● **Task goal**: All lines holding the string "name" are to be shown.

■ ■ ■ ■

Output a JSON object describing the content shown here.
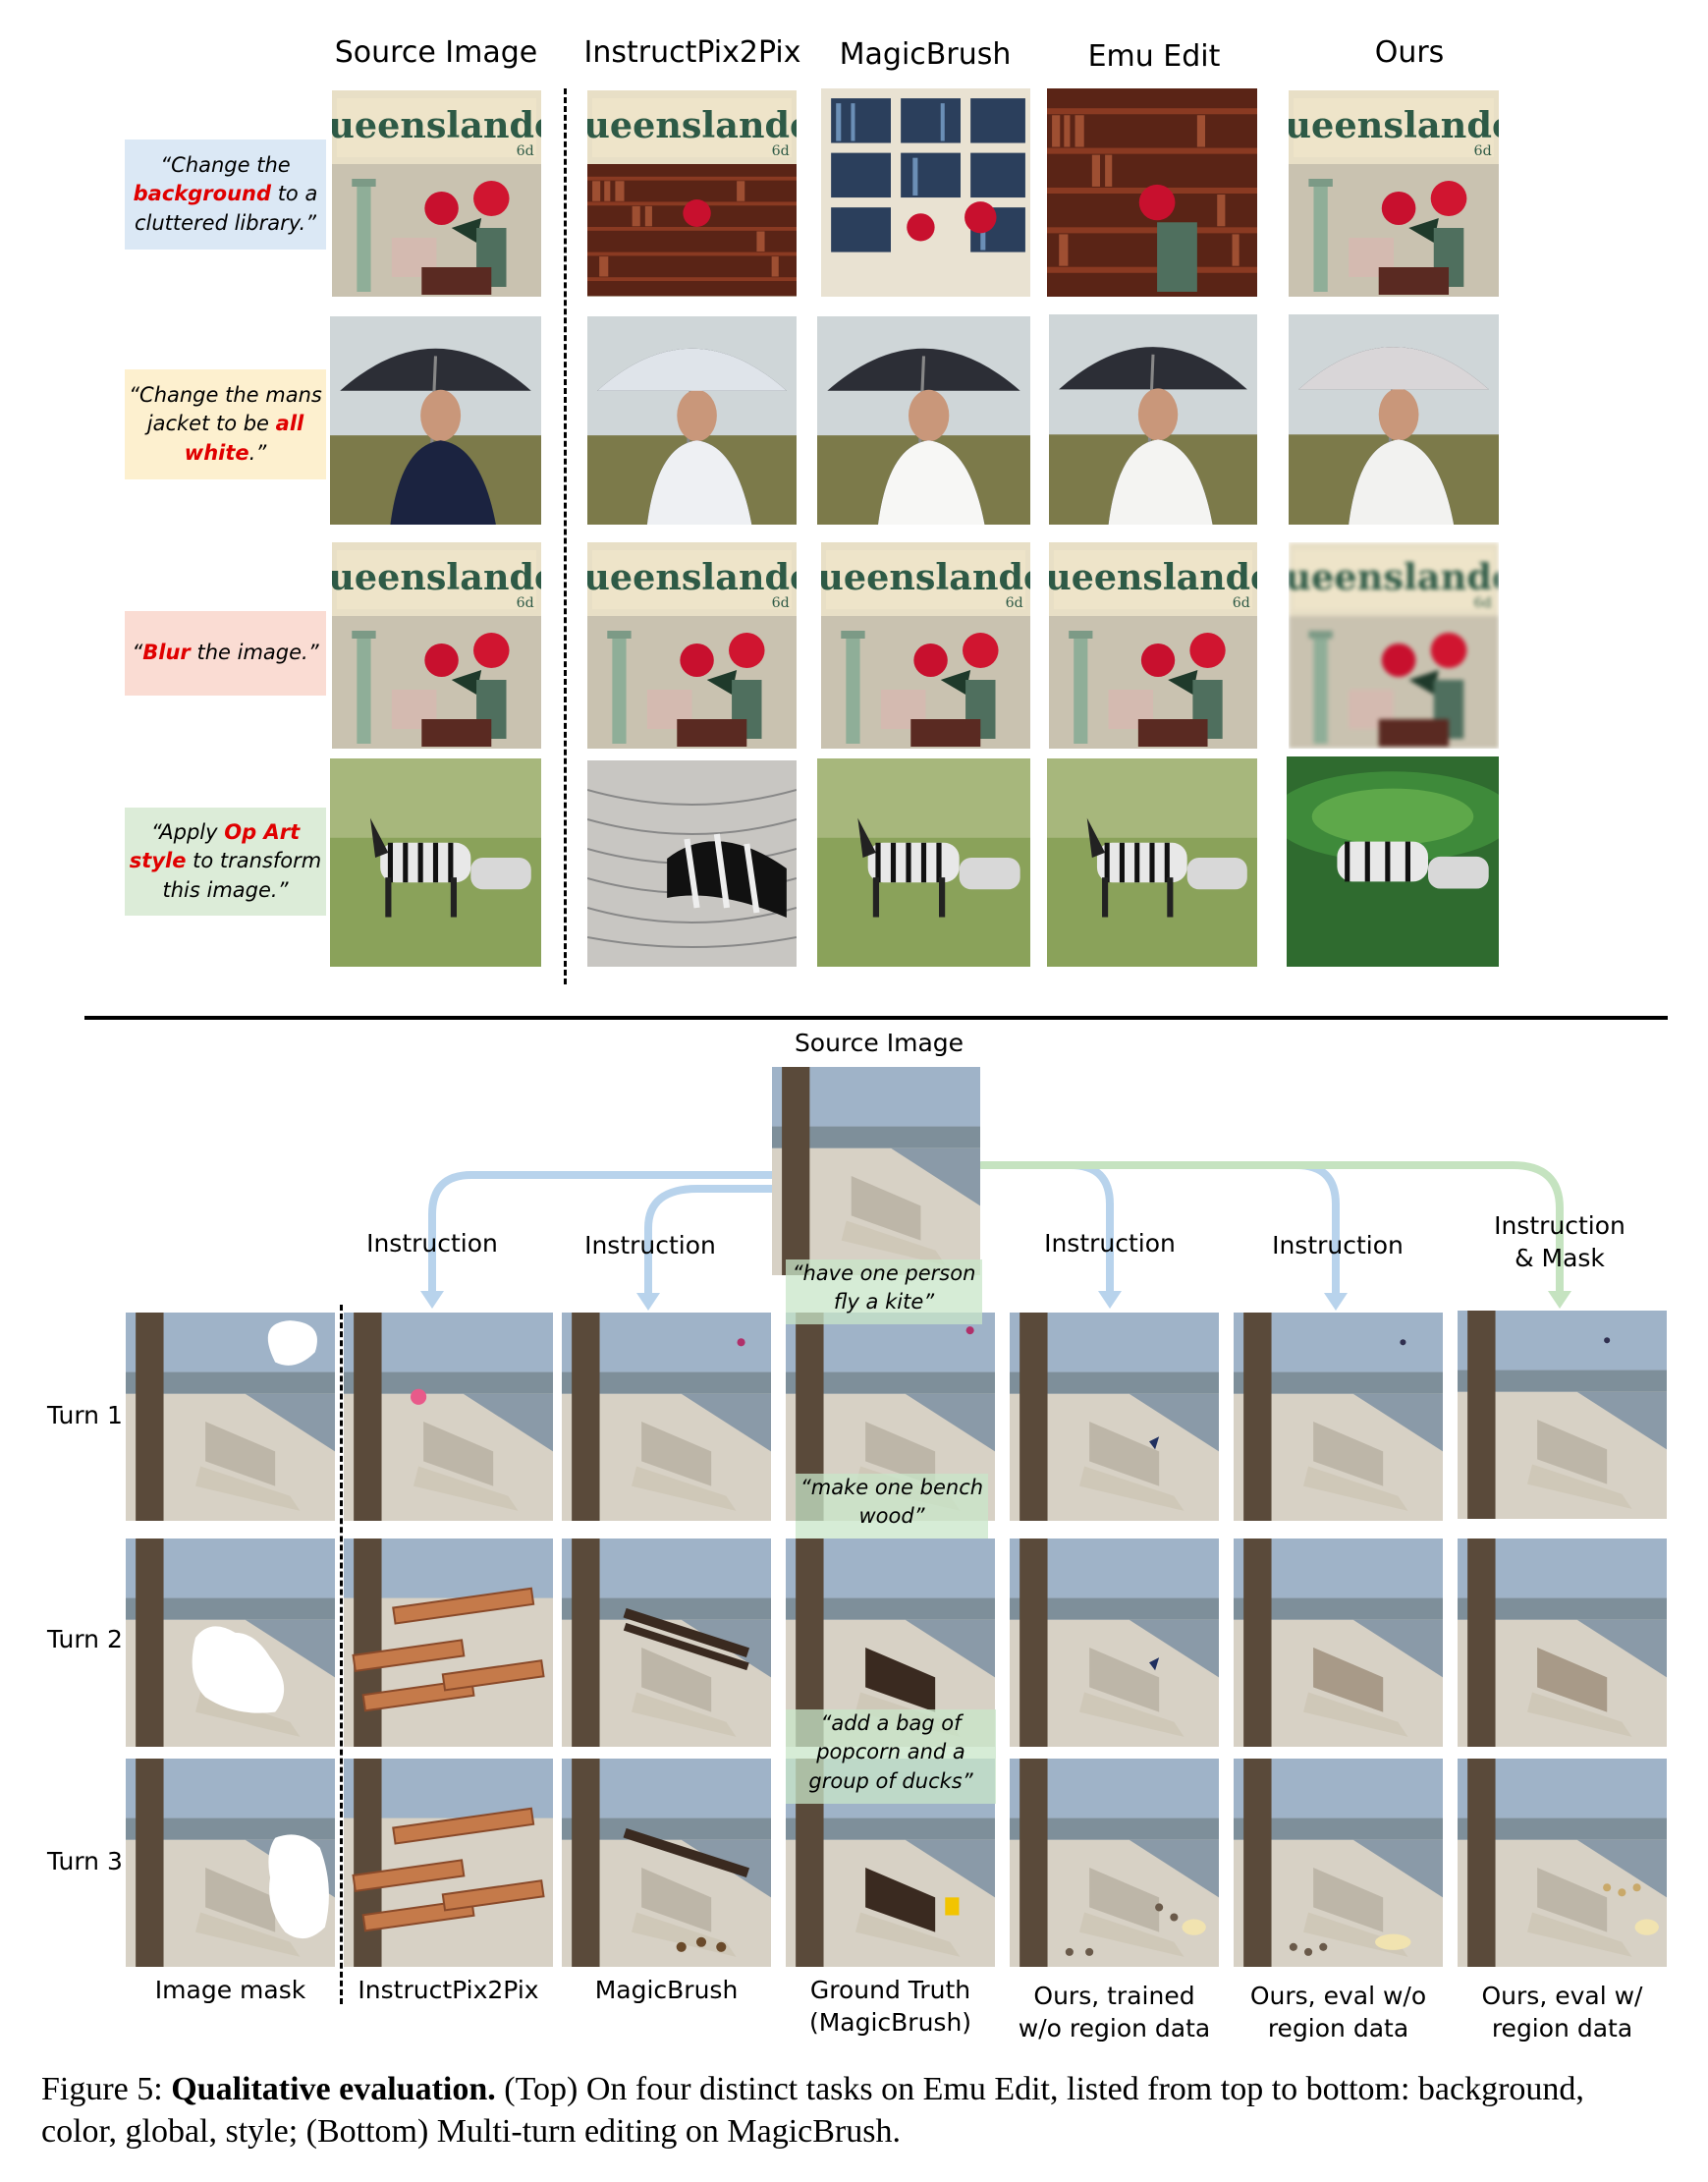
{
  "top": {
    "columns": [
      "Source Image",
      "InstructPix2Pix",
      "MagicBrush",
      "Emu Edit",
      "Ours"
    ],
    "rows": [
      {
        "pre": "“Change the",
        "hl": "background",
        "post": "to a cluttered library.”",
        "bg": "#dbe8f5"
      },
      {
        "pre": "“Change the mans jacket to be",
        "hl": "all white",
        "post": ".”",
        "bg": "#fdf0cf"
      },
      {
        "pre": "“",
        "hl": "Blur",
        "post": "the image.”",
        "bg": "#fadcd3"
      },
      {
        "pre": "“Apply",
        "hl": "Op Art style",
        "post": "to transform this image.”",
        "bg": "#dcecd8"
      }
    ],
    "magazine_title": "Queenslander"
  },
  "bottom": {
    "source_label": "Source Image",
    "instruction_label": "Instruction",
    "instruction_mask_label": "Instruction & Mask",
    "turns": [
      "Turn 1",
      "Turn 2",
      "Turn 3"
    ],
    "prompts": [
      "“have one person fly a kite”",
      "“make one bench wood”",
      "“add a bag of popcorn and a group of ducks”"
    ],
    "column_labels": [
      "Image mask",
      "InstructPix2Pix",
      "MagicBrush",
      "Ground Truth (MagicBrush)",
      "Ours, trained w/o region data",
      "Ours, eval w/o region data",
      "Ours, eval w/ region data"
    ]
  },
  "caption": {
    "prefix": "Figure 5:",
    "bold": "Qualitative evaluation.",
    "text": "(Top) On four distinct tasks on Emu Edit, listed from top to bottom: background, color, global, style; (Bottom) Multi-turn editing on MagicBrush."
  },
  "colors": {
    "arrow_blue": "#b8d3ec",
    "arrow_green": "#c5e3c0",
    "highlight": "#e00000"
  }
}
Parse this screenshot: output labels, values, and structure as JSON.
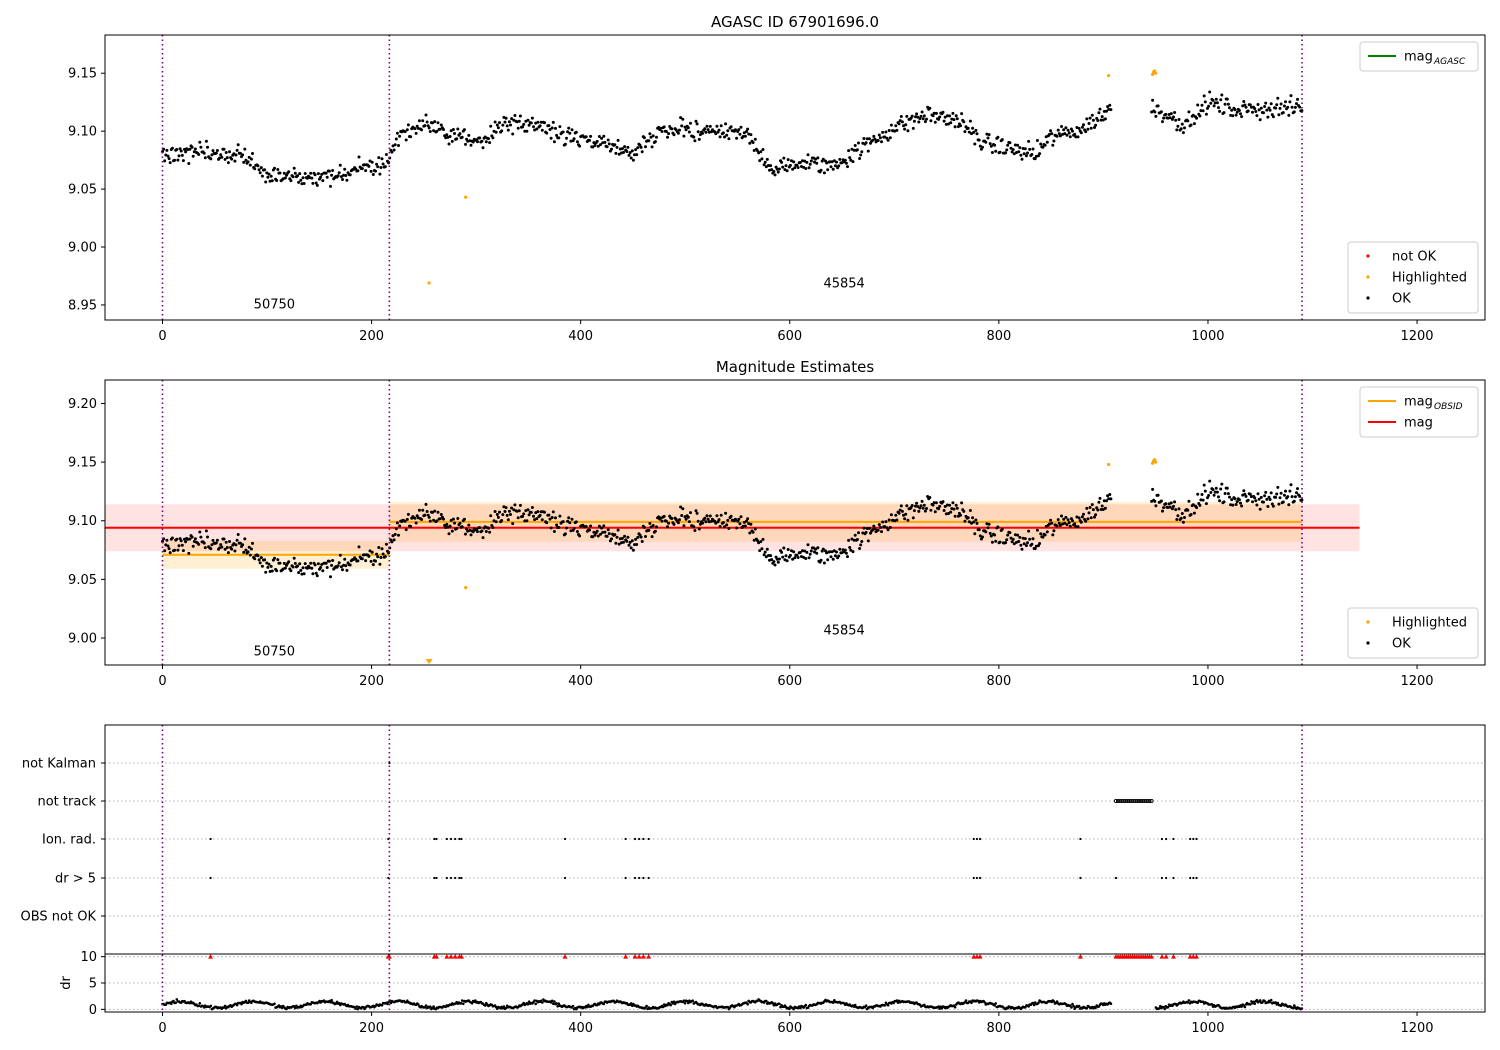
{
  "chart_data": [
    {
      "type": "scatter",
      "title": "AGASC ID 67901696.0",
      "xlim": [
        -55,
        1265
      ],
      "ylim": [
        8.937,
        9.183
      ],
      "xticks": [
        "0",
        "200",
        "400",
        "600",
        "800",
        "1000",
        "1200"
      ],
      "yticks": [
        "8.95",
        "9.00",
        "9.05",
        "9.10",
        "9.15"
      ],
      "obs_boundaries": [
        0,
        217,
        1090
      ],
      "obsid_labels": [
        {
          "text": "50750",
          "x": 107,
          "y": 8.947
        },
        {
          "text": "45854",
          "x": 652,
          "y": 8.965
        }
      ],
      "lines": [],
      "legend_top": {
        "entries": [
          {
            "label": "mag",
            "sub": "AGASC",
            "color": "#008000"
          }
        ],
        "position": "top-right"
      },
      "legend_bottom": {
        "entries": [
          {
            "label": "not OK",
            "color": "#ff0000"
          },
          {
            "label": "Highlighted",
            "color": "#ffa500"
          },
          {
            "label": "OK",
            "color": "#000000"
          }
        ],
        "position": "bottom-right"
      },
      "highlighted_points": [
        [
          255,
          8.969
        ],
        [
          290,
          9.043
        ],
        [
          905,
          9.148
        ],
        [
          947,
          9.149
        ],
        [
          948,
          9.151
        ],
        [
          949,
          9.152
        ],
        [
          950,
          9.15
        ]
      ]
    },
    {
      "type": "scatter",
      "title": "Magnitude Estimates",
      "xlim": [
        -55,
        1265
      ],
      "ylim": [
        8.977,
        9.22
      ],
      "xticks": [
        "0",
        "200",
        "400",
        "600",
        "800",
        "1000",
        "1200"
      ],
      "yticks": [
        "9.00",
        "9.05",
        "9.10",
        "9.15",
        "9.20"
      ],
      "obs_boundaries": [
        0,
        217,
        1090
      ],
      "obsid_labels": [
        {
          "text": "50750",
          "x": 107,
          "y": 8.985
        },
        {
          "text": "45854",
          "x": 652,
          "y": 9.003
        }
      ],
      "lines": [
        {
          "name": "mag",
          "color": "#ff0000",
          "x0": -55,
          "x1": 1145,
          "y": 9.094,
          "band": [
            9.074,
            9.114
          ]
        },
        {
          "name": "mag OBSID 50750",
          "color": "#ffa500",
          "x0": 0,
          "x1": 217,
          "y": 9.071,
          "band": [
            9.059,
            9.083
          ]
        },
        {
          "name": "mag OBSID 45854",
          "color": "#ffa500",
          "x0": 217,
          "x1": 1090,
          "y": 9.099,
          "band": [
            9.082,
            9.116
          ]
        }
      ],
      "legend_top": {
        "entries": [
          {
            "label": "mag",
            "sub": "OBSID",
            "color": "#ffa500"
          },
          {
            "label": "mag",
            "sub": "",
            "color": "#ff0000"
          }
        ],
        "position": "top-right"
      },
      "legend_bottom": {
        "entries": [
          {
            "label": "Highlighted",
            "color": "#ffa500"
          },
          {
            "label": "OK",
            "color": "#000000"
          }
        ],
        "position": "bottom-right"
      },
      "highlighted_points": [
        [
          290,
          9.043
        ],
        [
          905,
          9.148
        ],
        [
          947,
          9.149
        ],
        [
          948,
          9.151
        ],
        [
          949,
          9.152
        ],
        [
          950,
          9.15
        ]
      ],
      "clipped_markers": [
        {
          "x": 255
        }
      ]
    },
    {
      "type": "scatter",
      "title": "",
      "xlim": [
        -55,
        1265
      ],
      "xticks": [
        "0",
        "200",
        "400",
        "600",
        "800",
        "1000",
        "1200"
      ],
      "obs_boundaries": [
        0,
        217,
        1090
      ],
      "flag_labels": [
        "not Kalman",
        "not track",
        "Ion. rad.",
        "dr > 5",
        "OBS not OK"
      ],
      "flag_points": {
        "not Kalman": [
          217
        ],
        "not track": [
          912,
          914,
          916,
          918,
          920,
          922,
          924,
          926,
          928,
          930,
          932,
          934,
          936,
          938,
          940,
          942,
          944,
          946
        ],
        "Ion. rad.": [
          46,
          216,
          260,
          262,
          272,
          276,
          280,
          284,
          286,
          385,
          443,
          452,
          456,
          460,
          465,
          776,
          779,
          782,
          878,
          956,
          960,
          967,
          983,
          986,
          989
        ],
        "dr > 5": [
          46,
          216,
          260,
          262,
          272,
          276,
          280,
          284,
          286,
          385,
          443,
          452,
          456,
          460,
          465,
          776,
          779,
          782,
          878,
          912,
          956,
          960,
          967,
          983,
          986,
          989
        ],
        "OBS not OK": []
      },
      "dr_ylabel": "dr",
      "dr_yticks": [
        "0",
        "5",
        "10"
      ],
      "dr_ylim": [
        -0.5,
        10.5
      ],
      "dr_clip_points": [
        46,
        216,
        217,
        260,
        262,
        272,
        276,
        280,
        284,
        286,
        385,
        443,
        452,
        456,
        460,
        465,
        776,
        779,
        782,
        878,
        912,
        914,
        916,
        918,
        920,
        922,
        924,
        926,
        928,
        930,
        932,
        934,
        936,
        938,
        940,
        942,
        944,
        946,
        956,
        960,
        967,
        983,
        986,
        989
      ]
    }
  ]
}
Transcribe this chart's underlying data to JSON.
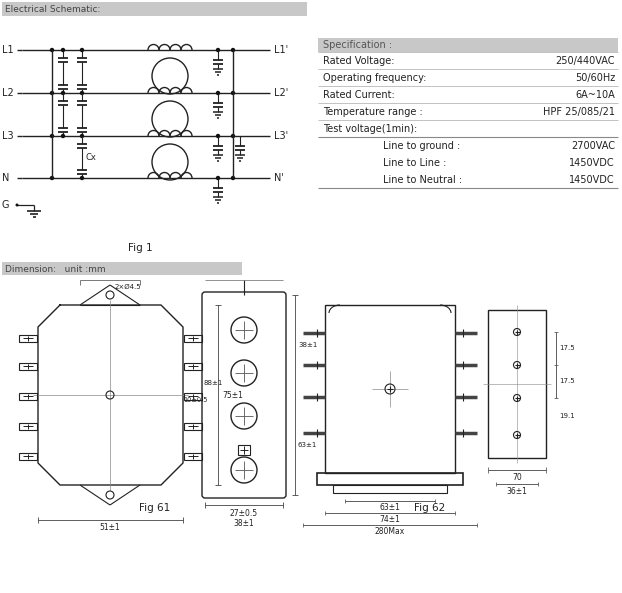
{
  "title_schematic": "Electrical Schematic:",
  "title_dimension": "Dimension:   unit :mm",
  "fig1_label": "Fig 1",
  "fig61_label": "Fig 61",
  "fig62_label": "Fig 62",
  "spec_header": "Specification :",
  "spec_rows": [
    [
      "Rated Voltage:",
      "250/440VAC"
    ],
    [
      "Operating frequency:",
      "50/60Hz"
    ],
    [
      "Rated Current:",
      "6A~10A"
    ],
    [
      "Temperature range :",
      "HPF 25/085/21"
    ],
    [
      "Test voltage(1min):",
      ""
    ]
  ],
  "spec_subrows": [
    [
      "Line to ground :",
      "2700VAC"
    ],
    [
      "Line to Line :",
      "1450VDC"
    ],
    [
      "Line to Neutral :",
      "1450VDC"
    ]
  ]
}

■ ■ ■ ■

● **The completed task**:
          "name": "mag",
          "name": "mag OBSID 50750",
          "name": "mag OBSID 45854",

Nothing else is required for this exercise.